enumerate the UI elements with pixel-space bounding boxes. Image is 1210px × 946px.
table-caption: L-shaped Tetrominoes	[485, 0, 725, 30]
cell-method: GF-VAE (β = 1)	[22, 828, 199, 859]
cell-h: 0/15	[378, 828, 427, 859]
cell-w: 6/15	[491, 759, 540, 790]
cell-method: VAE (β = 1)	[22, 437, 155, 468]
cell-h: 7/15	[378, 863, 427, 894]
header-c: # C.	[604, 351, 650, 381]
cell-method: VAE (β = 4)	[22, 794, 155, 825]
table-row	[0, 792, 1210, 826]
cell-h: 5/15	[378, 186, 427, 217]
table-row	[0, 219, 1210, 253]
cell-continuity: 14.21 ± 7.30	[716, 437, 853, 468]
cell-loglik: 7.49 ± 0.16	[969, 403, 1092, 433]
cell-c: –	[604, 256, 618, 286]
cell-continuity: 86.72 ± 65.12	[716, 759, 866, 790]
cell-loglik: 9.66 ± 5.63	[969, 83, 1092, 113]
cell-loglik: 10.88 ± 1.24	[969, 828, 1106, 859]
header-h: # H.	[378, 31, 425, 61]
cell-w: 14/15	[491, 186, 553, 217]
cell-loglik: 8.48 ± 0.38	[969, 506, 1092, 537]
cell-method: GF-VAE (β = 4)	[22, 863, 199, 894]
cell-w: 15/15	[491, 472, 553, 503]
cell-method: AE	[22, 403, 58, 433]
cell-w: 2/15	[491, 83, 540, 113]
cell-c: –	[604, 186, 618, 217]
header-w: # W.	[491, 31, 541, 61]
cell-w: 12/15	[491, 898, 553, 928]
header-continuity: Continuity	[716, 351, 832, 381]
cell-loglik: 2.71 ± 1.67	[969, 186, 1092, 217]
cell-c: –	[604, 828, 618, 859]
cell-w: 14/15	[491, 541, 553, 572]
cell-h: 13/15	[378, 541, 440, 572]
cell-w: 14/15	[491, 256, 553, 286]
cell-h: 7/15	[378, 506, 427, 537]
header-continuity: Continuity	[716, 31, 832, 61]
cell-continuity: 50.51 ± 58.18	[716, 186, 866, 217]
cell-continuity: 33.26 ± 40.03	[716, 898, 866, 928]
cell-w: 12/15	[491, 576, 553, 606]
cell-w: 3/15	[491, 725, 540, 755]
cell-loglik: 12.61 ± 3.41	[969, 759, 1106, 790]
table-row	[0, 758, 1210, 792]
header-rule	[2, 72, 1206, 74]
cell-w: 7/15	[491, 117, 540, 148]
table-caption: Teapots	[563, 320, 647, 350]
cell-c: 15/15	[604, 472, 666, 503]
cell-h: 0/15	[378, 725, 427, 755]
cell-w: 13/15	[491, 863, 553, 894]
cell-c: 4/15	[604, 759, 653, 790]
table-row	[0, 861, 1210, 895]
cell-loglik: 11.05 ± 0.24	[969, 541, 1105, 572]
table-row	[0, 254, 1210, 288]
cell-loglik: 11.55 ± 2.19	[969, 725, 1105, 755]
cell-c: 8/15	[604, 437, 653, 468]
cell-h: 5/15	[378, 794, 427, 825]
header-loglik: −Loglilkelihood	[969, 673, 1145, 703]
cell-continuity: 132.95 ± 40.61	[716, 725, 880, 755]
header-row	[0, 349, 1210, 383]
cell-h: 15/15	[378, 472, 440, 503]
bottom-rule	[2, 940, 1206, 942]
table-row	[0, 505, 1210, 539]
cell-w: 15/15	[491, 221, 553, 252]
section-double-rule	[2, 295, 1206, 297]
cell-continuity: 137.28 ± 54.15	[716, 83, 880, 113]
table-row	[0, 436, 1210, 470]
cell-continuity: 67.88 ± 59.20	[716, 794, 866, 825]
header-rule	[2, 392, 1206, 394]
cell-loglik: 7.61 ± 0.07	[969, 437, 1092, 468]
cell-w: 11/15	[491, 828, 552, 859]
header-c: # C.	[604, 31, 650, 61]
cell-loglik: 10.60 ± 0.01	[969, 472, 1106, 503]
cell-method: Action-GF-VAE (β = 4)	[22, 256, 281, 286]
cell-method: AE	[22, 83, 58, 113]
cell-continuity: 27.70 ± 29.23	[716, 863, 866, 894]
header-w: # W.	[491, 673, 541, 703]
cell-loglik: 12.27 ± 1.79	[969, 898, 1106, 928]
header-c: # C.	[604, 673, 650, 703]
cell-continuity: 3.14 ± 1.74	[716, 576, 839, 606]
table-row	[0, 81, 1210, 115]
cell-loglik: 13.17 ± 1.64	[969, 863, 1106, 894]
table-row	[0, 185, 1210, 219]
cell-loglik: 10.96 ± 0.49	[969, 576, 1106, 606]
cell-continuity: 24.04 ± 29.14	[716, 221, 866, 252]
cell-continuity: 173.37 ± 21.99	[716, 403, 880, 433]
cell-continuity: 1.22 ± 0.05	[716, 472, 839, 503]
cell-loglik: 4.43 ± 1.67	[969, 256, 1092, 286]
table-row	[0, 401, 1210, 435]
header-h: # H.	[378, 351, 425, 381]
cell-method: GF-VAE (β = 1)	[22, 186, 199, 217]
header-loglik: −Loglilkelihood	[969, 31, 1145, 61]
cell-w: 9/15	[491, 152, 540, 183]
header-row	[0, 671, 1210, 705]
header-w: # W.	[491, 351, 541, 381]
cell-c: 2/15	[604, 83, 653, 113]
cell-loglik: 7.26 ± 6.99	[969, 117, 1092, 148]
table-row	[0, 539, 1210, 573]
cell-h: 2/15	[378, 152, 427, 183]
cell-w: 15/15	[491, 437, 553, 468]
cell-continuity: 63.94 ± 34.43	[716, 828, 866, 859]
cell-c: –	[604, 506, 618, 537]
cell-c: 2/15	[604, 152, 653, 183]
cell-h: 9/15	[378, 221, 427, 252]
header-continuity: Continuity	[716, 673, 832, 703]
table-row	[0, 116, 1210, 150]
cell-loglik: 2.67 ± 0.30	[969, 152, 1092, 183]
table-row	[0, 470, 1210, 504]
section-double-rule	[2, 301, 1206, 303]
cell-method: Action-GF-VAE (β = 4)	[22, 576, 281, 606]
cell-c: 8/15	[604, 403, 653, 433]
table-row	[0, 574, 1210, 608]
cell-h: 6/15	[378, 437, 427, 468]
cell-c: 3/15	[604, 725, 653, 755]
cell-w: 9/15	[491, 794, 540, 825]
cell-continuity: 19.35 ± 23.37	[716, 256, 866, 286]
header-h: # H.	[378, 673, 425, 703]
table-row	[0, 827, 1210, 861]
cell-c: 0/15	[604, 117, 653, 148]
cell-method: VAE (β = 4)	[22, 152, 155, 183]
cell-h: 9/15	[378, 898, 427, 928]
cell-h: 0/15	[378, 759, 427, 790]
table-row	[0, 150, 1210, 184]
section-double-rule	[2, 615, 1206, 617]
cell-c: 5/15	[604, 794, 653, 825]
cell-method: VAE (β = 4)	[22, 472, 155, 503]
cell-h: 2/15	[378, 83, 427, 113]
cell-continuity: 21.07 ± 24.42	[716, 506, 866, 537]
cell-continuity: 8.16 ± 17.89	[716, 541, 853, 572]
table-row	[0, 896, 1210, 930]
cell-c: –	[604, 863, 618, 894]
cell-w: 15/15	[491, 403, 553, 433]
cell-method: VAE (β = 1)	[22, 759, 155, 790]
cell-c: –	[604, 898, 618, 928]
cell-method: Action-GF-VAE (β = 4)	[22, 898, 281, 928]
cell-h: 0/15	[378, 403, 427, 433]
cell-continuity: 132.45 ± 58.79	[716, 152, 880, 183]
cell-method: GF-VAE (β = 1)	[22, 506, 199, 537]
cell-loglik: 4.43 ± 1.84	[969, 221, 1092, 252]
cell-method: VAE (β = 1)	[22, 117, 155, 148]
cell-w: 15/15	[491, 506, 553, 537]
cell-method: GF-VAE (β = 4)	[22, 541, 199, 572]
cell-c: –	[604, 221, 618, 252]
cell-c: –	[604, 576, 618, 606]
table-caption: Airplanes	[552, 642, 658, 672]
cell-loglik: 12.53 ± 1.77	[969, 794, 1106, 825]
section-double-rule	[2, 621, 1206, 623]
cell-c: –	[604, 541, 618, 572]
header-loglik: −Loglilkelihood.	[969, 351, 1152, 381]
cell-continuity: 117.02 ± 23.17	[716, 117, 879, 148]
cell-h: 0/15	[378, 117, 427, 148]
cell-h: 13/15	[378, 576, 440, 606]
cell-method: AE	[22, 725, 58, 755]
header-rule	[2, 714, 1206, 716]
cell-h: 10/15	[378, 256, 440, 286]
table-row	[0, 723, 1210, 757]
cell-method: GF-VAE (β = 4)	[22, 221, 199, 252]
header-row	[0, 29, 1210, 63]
▬▬▬▬▬▬▬▬▬▬
_What the exercise asks_:
Copy the lines from the first one through the line with "cell-continuity: 86.72 ±", both included, replacing "Tetrominoes" with "Polyominoes" and changing nothing else.

_Completed task_:
enumerate the UI elements with pixel-space bounding boxes. Image is 1210px × 946px.
table-caption: L-shaped Polyominoes	[485, 0, 725, 30]
cell-method: GF-VAE (β = 1)	[22, 828, 199, 859]
cell-h: 0/15	[378, 828, 427, 859]
cell-w: 6/15	[491, 759, 540, 790]
cell-method: VAE (β = 1)	[22, 437, 155, 468]
cell-h: 7/15	[378, 863, 427, 894]
header-c: # C.	[604, 351, 650, 381]
cell-method: VAE (β = 4)	[22, 794, 155, 825]
table-row	[0, 792, 1210, 826]
cell-h: 5/15	[378, 186, 427, 217]
table-row	[0, 219, 1210, 253]
cell-continuity: 14.21 ± 7.30	[716, 437, 853, 468]
cell-loglik: 7.49 ± 0.16	[969, 403, 1092, 433]
cell-c: –	[604, 256, 618, 286]
cell-continuity: 86.72 ± 65.12	[716, 759, 866, 790]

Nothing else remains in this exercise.